→ **GESTELLTE AUFGABE**
Können Sie die Beschreibung der Berliner Handschrift vollständig und Wort für Wort abtippen?

#### DOKUMENTAUSZUG

Enge Verwandtschaft mit der Weimarer Handschrift (Nr. 16.0.22.) und dem Leipziger Fragmentblatt (Nr. 16.0.9.). Die Szenen der neutestamentlichen Mittelmedaillons und der beiden alttestamentlichen Darstellungen außen stimmen zwischen Berlin und Weimar im Bildaufbau bis in Details überein, lediglich in den Prophetenmedaillons weichen Körperhaltung, Gestik und Form der Spruchbänder zwischen beiden Handschriften stärker voneinander ab. Die weitgehende Übereinstimmung der Handschriftenformate, des Seitenschemas, des Farbgrunds der Medaillons und ikonographischer Details aller drei Codices spricht, trotz stilistischer Abweichungen (und der Dialektunterschiede), für die Herkunft aus gleicher Werkstatt, doch von anderer Hand (Schmidt [1959] S. 38f.). Wegener (1928) S. 12 hält die Berliner für die Vorlage der Weimarer Handschrift. Siehe auch Nr. 16.0.9. und Nr. 16.0.22.

Farben:

Zarte, kreidige Palette. Schwarz, Zinnober, Hellblau und Blaugrün deckend; Stahlblau laviert, z. T. deckend; Kadmiumgelb, Grau, Braun, Hellrosa, Grauviolett und (seltener) Purpurrosa, Karmin und gelbliches Olivgrün laviert; Orange für Inkarnat.

########
#### EXTRAHIERTE INFORMATIONEN

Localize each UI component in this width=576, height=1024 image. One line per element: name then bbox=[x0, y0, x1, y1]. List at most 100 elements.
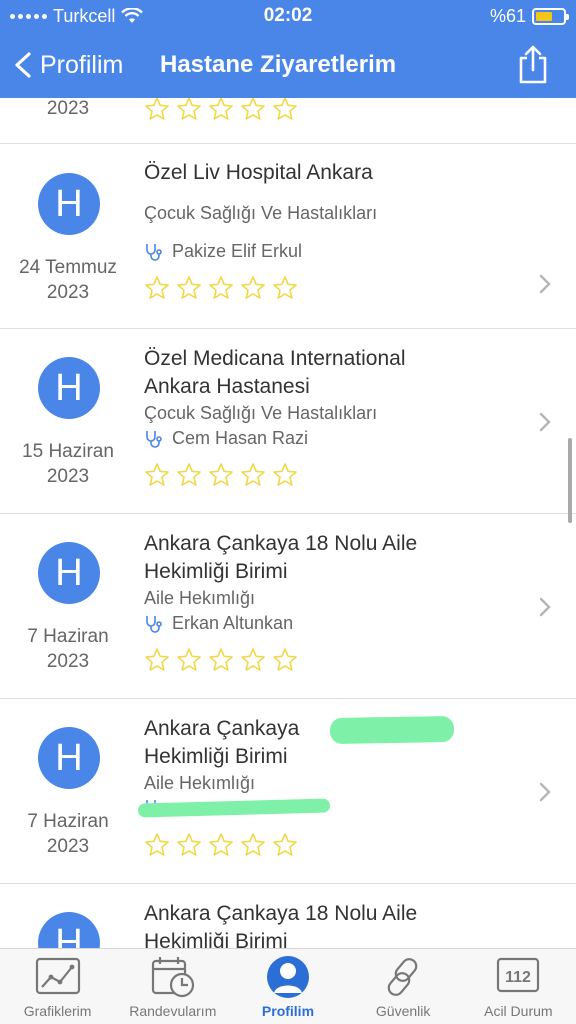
hospital-name-line1: Ankara Çankaya 18 Nolu Aile bbox=[144, 902, 418, 925]
visit-date-day: 24 Temmuz bbox=[19, 257, 117, 278]
emergency-number: 112 bbox=[505, 969, 531, 986]
star-icon[interactable] bbox=[272, 98, 298, 122]
tab-guvenlik[interactable]: Güvenlik bbox=[346, 949, 461, 1024]
visit-date-year: 2023 bbox=[46, 466, 90, 487]
chevron-right-icon[interactable] bbox=[538, 273, 552, 295]
visit-date-day: 15 Haziran bbox=[22, 441, 114, 462]
star-icon[interactable] bbox=[208, 275, 234, 301]
star-icon[interactable] bbox=[176, 275, 202, 301]
star-icon[interactable] bbox=[176, 98, 202, 122]
back-label: Profilim bbox=[40, 50, 124, 79]
star-icon[interactable] bbox=[240, 832, 266, 858]
rating-stars[interactable] bbox=[144, 462, 298, 488]
star-icon[interactable] bbox=[208, 832, 234, 858]
hospital-name-line1: Özel Medicana International bbox=[144, 347, 406, 370]
scrollbar[interactable] bbox=[568, 438, 572, 523]
star-icon[interactable] bbox=[240, 462, 266, 488]
visits-list[interactable]: 2023 H 24 Temmuz 2023 Özel Liv Hospital … bbox=[0, 98, 576, 948]
hospital-name: Ankara Çankaya 18 Nolu Aile Hekimliği Bi… bbox=[144, 900, 524, 948]
profile-icon bbox=[266, 956, 309, 998]
hospital-name: Özel Medicana International Ankara Hasta… bbox=[144, 345, 524, 401]
department: Çocuk Sağlığı Ve Hastalıkları bbox=[144, 203, 378, 223]
star-icon[interactable] bbox=[272, 462, 298, 488]
star-icon[interactable] bbox=[272, 647, 298, 673]
department: Çocuk Sağlığı Ve Hastalıkları bbox=[144, 403, 378, 423]
star-icon[interactable] bbox=[208, 462, 234, 488]
emergency-112-icon: 112 bbox=[497, 957, 540, 993]
hospital-name: Ankara Çankaya 18 Nolu Aile Hekimliği Bi… bbox=[144, 530, 524, 586]
star-icon[interactable] bbox=[176, 832, 202, 858]
visit-date: 7 Haziran 2023 bbox=[0, 809, 136, 859]
star-icon[interactable] bbox=[144, 462, 170, 488]
rating-stars[interactable] bbox=[144, 832, 298, 858]
visit-date-year: 2023 bbox=[46, 651, 90, 672]
doctor: Erkan Altunkan bbox=[144, 613, 293, 634]
tab-acil-durum[interactable]: 112 Acil Durum bbox=[461, 949, 576, 1024]
star-icon[interactable] bbox=[240, 275, 266, 301]
tab-label: Grafiklerim bbox=[23, 1003, 92, 1019]
star-icon[interactable] bbox=[240, 647, 266, 673]
calendar-clock-icon bbox=[151, 957, 194, 998]
visit-row[interactable]: H 24 Temmuz 2023 Özel Liv Hospital Ankar… bbox=[0, 144, 576, 329]
visit-date-year: 2023 bbox=[46, 98, 90, 119]
star-icon[interactable] bbox=[144, 275, 170, 301]
star-icon[interactable] bbox=[144, 832, 170, 858]
visit-row[interactable]: H Ankara Çankaya 18 Nolu Aile Hekimliği … bbox=[0, 884, 576, 948]
doctor-name: Cem Hasan Razi bbox=[172, 428, 309, 448]
redaction-mark bbox=[329, 715, 455, 745]
status-bar: Turkcell 02:02 %61 bbox=[0, 0, 576, 32]
visit-date-year: 2023 bbox=[46, 836, 90, 857]
visit-date: 2023 bbox=[0, 98, 136, 121]
chevron-right-icon[interactable] bbox=[538, 596, 552, 618]
visit-row[interactable]: H 15 Haziran 2023 Özel Medicana Internat… bbox=[0, 329, 576, 514]
visit-date-day: 7 Haziran bbox=[27, 811, 109, 832]
nav-bar: Profilim Hastane Ziyaretlerim bbox=[0, 32, 576, 98]
chevron-right-icon[interactable] bbox=[538, 411, 552, 433]
stethoscope-icon bbox=[146, 430, 162, 448]
stethoscope-icon bbox=[146, 615, 162, 633]
star-icon[interactable] bbox=[144, 98, 170, 122]
hospital-avatar: H bbox=[38, 727, 100, 789]
hospital-avatar: H bbox=[38, 542, 100, 604]
hospital-name-line1: Ankara Çankaya 18 Nolu Aile bbox=[144, 532, 418, 555]
chevron-right-icon[interactable] bbox=[538, 781, 552, 803]
tab-label: Acil Durum bbox=[484, 1003, 553, 1019]
hospital-avatar: H bbox=[38, 173, 100, 235]
star-icon[interactable] bbox=[272, 832, 298, 858]
share-icon[interactable] bbox=[516, 44, 550, 84]
app-header: Turkcell 02:02 %61 Profilim Hastane Ziya… bbox=[0, 0, 576, 98]
chevron-left-icon bbox=[15, 52, 31, 78]
tab-label: Profilim bbox=[261, 1003, 315, 1019]
rating-stars[interactable] bbox=[144, 275, 298, 301]
battery-level bbox=[535, 11, 552, 21]
star-icon[interactable] bbox=[176, 462, 202, 488]
tab-label: Güvenlik bbox=[375, 1003, 431, 1019]
star-icon[interactable] bbox=[176, 647, 202, 673]
star-icon[interactable] bbox=[240, 98, 266, 122]
rating-stars[interactable] bbox=[144, 98, 298, 122]
tab-randevularim[interactable]: Randevularım bbox=[115, 949, 230, 1024]
doctor: Pakize Elif Erkul bbox=[144, 241, 302, 262]
star-icon[interactable] bbox=[272, 275, 298, 301]
visit-date: 7 Haziran 2023 bbox=[0, 624, 136, 674]
visit-row[interactable]: H 7 Haziran 2023 Ankara Çankaya 18 Nolu … bbox=[0, 514, 576, 699]
star-icon[interactable] bbox=[144, 647, 170, 673]
tab-profilim[interactable]: Profilim bbox=[230, 949, 345, 1024]
visit-row[interactable]: H 7 Haziran 2023 Ankara Çankaya Hekimliğ… bbox=[0, 699, 576, 884]
visit-date: 24 Temmuz 2023 bbox=[0, 255, 136, 305]
star-icon[interactable] bbox=[208, 98, 234, 122]
visit-row[interactable]: 2023 bbox=[0, 98, 576, 144]
tab-grafiklerim[interactable]: Grafiklerim bbox=[0, 949, 115, 1024]
back-button[interactable]: Profilim bbox=[0, 51, 123, 80]
star-icon[interactable] bbox=[208, 647, 234, 673]
doctor-name: Erkan Altunkan bbox=[172, 613, 294, 633]
visit-date-day: 7 Haziran bbox=[27, 626, 109, 647]
status-left: Turkcell bbox=[10, 6, 200, 27]
tab-bar: Grafiklerim Randevularım Profilim Güvenl… bbox=[0, 948, 576, 1024]
visit-date: 15 Haziran 2023 bbox=[0, 439, 136, 489]
hospital-avatar: H bbox=[38, 912, 100, 948]
department: Aile Hekımlığı bbox=[144, 773, 256, 793]
rating-stars[interactable] bbox=[144, 647, 298, 673]
hospital-name-line2: Hekimliği Birimi bbox=[144, 745, 288, 768]
status-right: %61 bbox=[376, 6, 569, 27]
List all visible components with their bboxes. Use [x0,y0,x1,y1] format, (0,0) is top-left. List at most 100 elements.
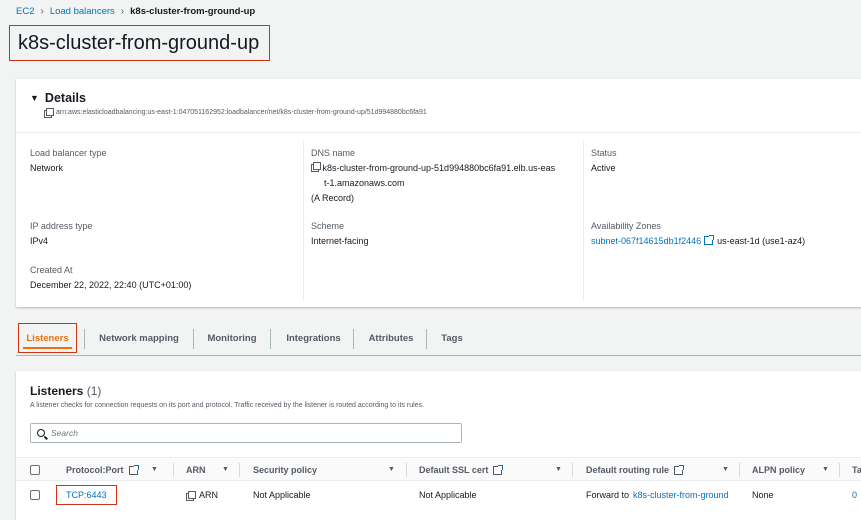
col-security-policy-label: Security policy [253,465,318,475]
dns-field: DNS name k8s-cluster-from-ground-up-51d9… [311,146,555,206]
routing-rule-link[interactable]: k8s-cluster-from-ground [633,482,729,508]
col-alpn-policy[interactable]: ALPN policy [752,458,805,482]
sort-down-icon: ▼ [388,466,395,473]
sort-down-icon: ▼ [555,466,562,473]
details-toggle[interactable]: ▼ Details [30,91,86,105]
col-routing-rule[interactable]: Default routing rule [586,458,687,482]
details-panel: ▼ Details arn:aws:elasticloadbalancing:u… [16,79,861,307]
copy-icon[interactable] [311,162,321,172]
page-title: k8s-cluster-from-ground-up [9,25,270,61]
sort-down-icon: ▼ [151,466,158,473]
dns-value-line1: k8s-cluster-from-ground-up-51d994880bc6f… [322,163,556,173]
sort-routing-rule[interactable]: ▼ [722,458,729,482]
breadcrumb-load-balancers[interactable]: Load balancers [50,6,115,17]
tab-separator [193,329,194,349]
col-routing-rule-label: Default routing rule [586,465,669,475]
tab-separator [270,329,271,349]
lb-type-value: Network [30,163,64,173]
col-security-policy[interactable]: Security policy [253,458,317,482]
sort-down-icon: ▼ [222,466,229,473]
breadcrumb-current: k8s-cluster-from-ground-up [130,6,256,17]
lb-arn: arn:aws:elasticloadbalancing:us-east-1:0… [44,108,427,118]
external-link-icon[interactable] [704,235,715,245]
external-link-icon [674,464,684,475]
lb-type-field: Load balancer type Network [30,146,107,176]
ssl-cert-cell: Not Applicable [419,490,477,500]
external-link-icon [128,464,139,475]
tab-attributes[interactable]: Attributes [359,328,423,350]
lb-type-label: Load balancer type [30,148,107,158]
chevron-right-icon: › [40,6,44,17]
details-title: Details [44,91,86,105]
col-arn[interactable]: ARN [186,458,206,482]
tab-bar: Listeners Network mapping Monitoring Int… [16,322,861,356]
status-field: Status Active [591,146,617,176]
listeners-description: A listener checks for connection request… [30,402,425,409]
col-tags[interactable]: Ta [852,458,861,482]
lb-arn-text: arn:aws:elasticloadbalancing:us-east-1:0… [56,109,427,116]
tab-tags[interactable]: Tags [432,328,472,350]
created-value: December 22, 2022, 22:40 (UTC+01:00) [30,280,192,290]
scheme-label: Scheme [311,221,345,231]
tags-cell: 0 [852,482,857,508]
table-header: Protocol:Port ▼ ARN ▼ Security policy ▼ … [16,457,861,481]
divider [16,132,861,133]
column-separator [406,463,407,477]
sort-arn[interactable]: ▼ [222,458,229,482]
scheme-value: Internet-facing [311,236,369,246]
sort-ssl-cert[interactable]: ▼ [555,458,562,482]
protocol-port-cell: TCP:6443 [56,485,117,505]
arn-cell: ARN [186,482,218,508]
col-arn-label: ARN [186,465,206,475]
caret-down-icon: ▼ [30,93,39,103]
select-all-checkbox[interactable] [30,465,40,475]
sort-security-policy[interactable]: ▼ [388,458,395,482]
breadcrumb: EC2 › Load balancers › k8s-cluster-from-… [16,6,255,17]
tab-monitoring[interactable]: Monitoring [199,328,265,350]
row-checkbox[interactable] [30,490,40,500]
listeners-title: Listeners [30,384,84,398]
sort-alpn-policy[interactable]: ▼ [822,458,829,482]
sort-protocol-port[interactable]: ▼ [151,458,158,482]
chevron-right-icon: › [120,6,125,17]
col-ssl-cert[interactable]: Default SSL cert [419,458,506,482]
az-value: subnet-067f14615db1f2446 us-east-1d (use1… [591,234,805,249]
az-field: Availability Zones subnet-067f14615db1f2… [591,219,805,249]
dns-value: k8s-cluster-from-ground-up-51d994880bc6f… [311,161,555,176]
listeners-heading: Listeners (1) [30,384,101,398]
listeners-count: (1) [86,384,102,398]
column-separator [839,463,840,477]
scheme-field: Scheme Internet-facing [311,219,369,249]
row-select [30,482,40,508]
status-label: Status [591,148,617,158]
security-policy-cell: Not Applicable [253,490,311,500]
breadcrumb-ec2[interactable]: EC2 [16,6,34,17]
col-ssl-cert-label: Default SSL cert [419,465,489,475]
subnet-link[interactable]: subnet-067f14615db1f2446 [591,236,701,246]
ip-type-value: IPv4 [30,236,49,246]
alpn-policy-cell: None [752,490,774,500]
col-protocol-port[interactable]: Protocol:Port [66,458,142,482]
protocol-port-link[interactable]: TCP:6443 [66,482,107,508]
col-tags-label: Ta [852,465,861,475]
copy-icon[interactable] [44,108,54,118]
tab-separator [426,329,427,349]
tab-network-mapping[interactable]: Network mapping [90,328,188,350]
tab-separator [353,329,354,349]
search-input[interactable] [51,428,431,438]
routing-rule-prefix: Forward to [586,490,630,500]
az-zone: us-east-1d (use1-az4) [717,236,806,246]
arn-cell-text: ARN [199,490,219,500]
column-divider [303,141,304,301]
tab-separator [84,329,85,349]
tab-listeners[interactable]: Listeners [18,323,77,353]
col-protocol-port-label: Protocol:Port [66,465,124,475]
dns-value-line2: t-1.amazonaws.com [324,178,405,188]
column-separator [572,463,573,477]
copy-icon[interactable] [186,490,196,501]
created-field: Created At December 22, 2022, 22:40 (UTC… [30,263,191,293]
listeners-panel: Listeners (1) A listener checks for conn… [16,371,861,520]
tags-count-link[interactable]: 0 [852,482,857,508]
select-all-column [30,458,40,482]
tab-integrations[interactable]: Integrations [276,328,351,350]
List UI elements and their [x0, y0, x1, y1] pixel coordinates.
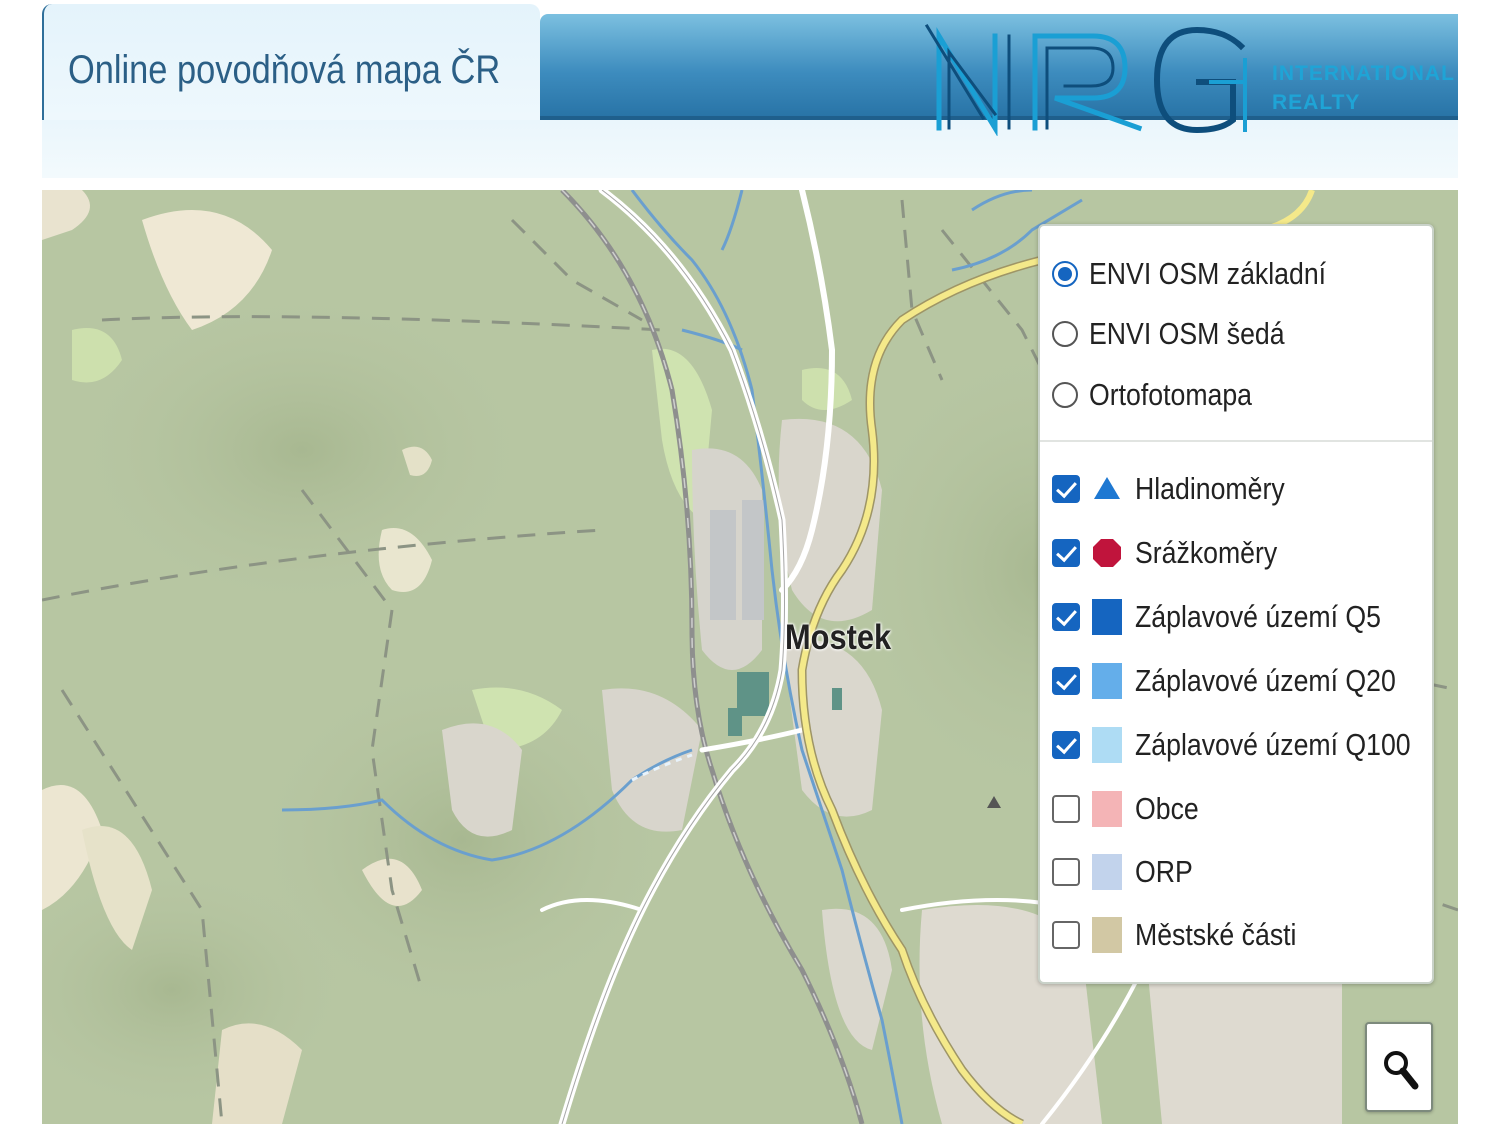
overlay-label: Obce: [1135, 791, 1199, 826]
town-label: Mostek: [785, 618, 892, 657]
overlay-zaplavove-uzemi-q100[interactable]: Záplavové území Q100: [1052, 723, 1456, 767]
overlay-label: Záplavové území Q5: [1135, 599, 1381, 634]
octagon-icon: [1092, 535, 1122, 571]
overlay-zaplavove-uzemi-q20[interactable]: Záplavové území Q20: [1052, 659, 1438, 703]
overlay-label: Městské části: [1135, 917, 1297, 952]
overlay-srazkomery[interactable]: Srážkoměry: [1052, 531, 1300, 575]
overlay-hladinomery[interactable]: Hladinoměry: [1052, 467, 1309, 511]
logo-tagline-2: REALTY: [1272, 91, 1361, 114]
checkbox-checked[interactable]: [1052, 731, 1080, 759]
checkbox-checked[interactable]: [1052, 475, 1080, 503]
logo-tagline-1: INTERNATIONAL: [1272, 62, 1455, 85]
title-tab: Online povodňová mapa ČR: [42, 4, 540, 120]
checkbox-checked[interactable]: [1052, 603, 1080, 631]
base-layer-envi-osm-zakladni[interactable]: ENVI OSM základní: [1052, 254, 1365, 294]
page-title: Online povodňová mapa ČR: [68, 48, 501, 92]
flood-q100-swatch: [1092, 727, 1122, 763]
panel-divider: [1040, 440, 1432, 442]
layer-switcher-panel: ENVI OSM základní ENVI OSM šedá Ortofoto…: [1038, 224, 1434, 984]
radio-selected[interactable]: [1052, 261, 1078, 287]
checkbox-checked[interactable]: [1052, 667, 1080, 695]
overlay-label: Srážkoměry: [1135, 535, 1278, 570]
overlay-mestske-casti[interactable]: Městské části: [1052, 913, 1323, 957]
mestske-casti-swatch: [1092, 917, 1122, 953]
base-layer-label: ENVI OSM základní: [1089, 256, 1327, 291]
search-button[interactable]: [1365, 1022, 1433, 1112]
triangle-icon: [1092, 471, 1122, 507]
overlay-label: Záplavové území Q20: [1135, 663, 1396, 698]
radio-unselected[interactable]: [1052, 382, 1078, 408]
checkbox-unchecked[interactable]: [1052, 858, 1080, 886]
checkbox-checked[interactable]: [1052, 539, 1080, 567]
overlay-label: Záplavové území Q100: [1135, 727, 1411, 762]
flood-q20-swatch: [1092, 663, 1122, 699]
overlay-zaplavove-uzemi-q5[interactable]: Záplavové území Q5: [1052, 595, 1421, 639]
magnifier-icon: [1384, 1051, 1419, 1090]
radio-unselected[interactable]: [1052, 321, 1078, 347]
orp-swatch: [1092, 854, 1122, 890]
overlay-obce[interactable]: Obce: [1052, 787, 1209, 831]
checkbox-unchecked[interactable]: [1052, 921, 1080, 949]
flood-q5-swatch: [1092, 599, 1122, 635]
base-layer-label: Ortofotomapa: [1089, 377, 1253, 412]
obce-swatch: [1092, 791, 1122, 827]
base-layer-label: ENVI OSM šedá: [1089, 316, 1285, 351]
base-layer-ortofotomapa[interactable]: Ortofotomapa: [1052, 375, 1279, 415]
overlay-label: ORP: [1135, 854, 1193, 889]
overlay-label: Hladinoměry: [1135, 471, 1285, 506]
overlay-orp[interactable]: ORP: [1052, 850, 1202, 894]
checkbox-unchecked[interactable]: [1052, 795, 1080, 823]
base-layer-envi-osm-seda[interactable]: ENVI OSM šedá: [1052, 314, 1316, 354]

########

→ **ANTWORT ZUR AUFGABE**
Enge Verwandtschaft mit der Weimarer Handschrift (Nr. 16.0.22.) und dem Leipziger Fragmentblatt (Nr. 16.0.9.). Die Szenen der neutestamentlichen Mittelmedaillons und der beiden alttestamentlichen Darstellungen außen stimmen zwischen Berlin und Weimar im Bildaufbau bis in Details überein, lediglich in den Prophetenmedaillons weichen Körperhaltung, Gestik und Form der Spruchbänder zwischen beiden Handschriften stärker voneinander ab. Die weitgehende Übereinstimmung der Handschriftenformate, des Seitenschemas, des Farbgrunds der Medaillons und ikonographischer Details aller drei Codices spricht, trotz stilistischer Abweichungen (und der Dialektunterschiede), für die Herkunft aus gleicher Werkstatt, doch von anderer Hand (Schmidt [1959] S. 38f.). Wegener (1928) S. 12 hält die Berliner für die Vorlage der Weimarer Handschrift. Siehe auch Nr. 16.0.9. und Nr. 16.0.22.

Farben:

Zarte, kreidige Palette. Schwarz, Zinnober, Hellblau und Blaugrün deckend; Stahlblau laviert, z. T. deckend; Kadmiumgelb, Grau, Braun, Hellrosa, Grauviolett und (seltener) Purpurrosa, Karmin und gelbliches Olivgrün laviert; Orange für Inkarnat.